Determine the number of lines in these entries that hold the word "Transforms". Give the number and nothing more.
────────
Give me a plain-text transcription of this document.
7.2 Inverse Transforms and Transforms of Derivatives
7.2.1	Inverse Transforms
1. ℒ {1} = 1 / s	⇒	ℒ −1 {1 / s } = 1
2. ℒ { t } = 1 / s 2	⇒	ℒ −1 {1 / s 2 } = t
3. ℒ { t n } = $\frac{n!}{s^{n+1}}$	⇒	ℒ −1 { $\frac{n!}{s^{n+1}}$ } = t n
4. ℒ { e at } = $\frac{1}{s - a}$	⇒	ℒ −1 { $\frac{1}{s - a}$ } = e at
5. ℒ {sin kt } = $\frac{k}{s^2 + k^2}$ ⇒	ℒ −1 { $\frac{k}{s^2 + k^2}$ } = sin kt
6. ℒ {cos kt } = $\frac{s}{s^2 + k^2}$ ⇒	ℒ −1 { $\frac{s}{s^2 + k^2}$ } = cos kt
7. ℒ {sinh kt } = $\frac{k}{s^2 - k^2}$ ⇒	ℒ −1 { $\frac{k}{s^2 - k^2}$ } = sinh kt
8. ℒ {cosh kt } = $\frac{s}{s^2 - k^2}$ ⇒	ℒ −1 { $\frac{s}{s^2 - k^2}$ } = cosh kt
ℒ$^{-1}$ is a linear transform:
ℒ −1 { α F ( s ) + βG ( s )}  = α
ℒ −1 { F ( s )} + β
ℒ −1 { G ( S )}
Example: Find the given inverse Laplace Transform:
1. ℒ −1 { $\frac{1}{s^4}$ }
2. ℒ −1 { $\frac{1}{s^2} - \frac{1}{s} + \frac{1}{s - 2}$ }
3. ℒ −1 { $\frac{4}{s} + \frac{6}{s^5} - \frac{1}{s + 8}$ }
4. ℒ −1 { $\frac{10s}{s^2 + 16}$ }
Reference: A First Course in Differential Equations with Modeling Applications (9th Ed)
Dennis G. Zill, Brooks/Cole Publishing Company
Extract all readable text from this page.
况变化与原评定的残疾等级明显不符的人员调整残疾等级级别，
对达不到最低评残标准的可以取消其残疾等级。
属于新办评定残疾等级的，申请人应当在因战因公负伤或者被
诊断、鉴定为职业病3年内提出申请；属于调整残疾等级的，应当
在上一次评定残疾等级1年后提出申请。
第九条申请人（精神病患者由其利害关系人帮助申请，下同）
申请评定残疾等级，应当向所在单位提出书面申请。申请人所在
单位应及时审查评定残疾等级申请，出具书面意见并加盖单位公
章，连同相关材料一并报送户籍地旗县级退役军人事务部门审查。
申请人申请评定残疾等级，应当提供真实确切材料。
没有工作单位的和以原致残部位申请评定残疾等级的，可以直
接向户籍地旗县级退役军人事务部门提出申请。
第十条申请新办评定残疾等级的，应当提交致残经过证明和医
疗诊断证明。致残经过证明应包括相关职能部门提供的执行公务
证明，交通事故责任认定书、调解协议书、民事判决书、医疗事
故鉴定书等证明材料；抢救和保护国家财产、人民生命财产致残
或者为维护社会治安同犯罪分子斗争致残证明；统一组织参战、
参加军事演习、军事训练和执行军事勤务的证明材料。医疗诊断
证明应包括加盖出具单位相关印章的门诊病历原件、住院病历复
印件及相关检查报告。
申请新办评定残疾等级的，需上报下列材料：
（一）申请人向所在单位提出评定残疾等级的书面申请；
────────
**RESULT FOR THIS TASK:**
2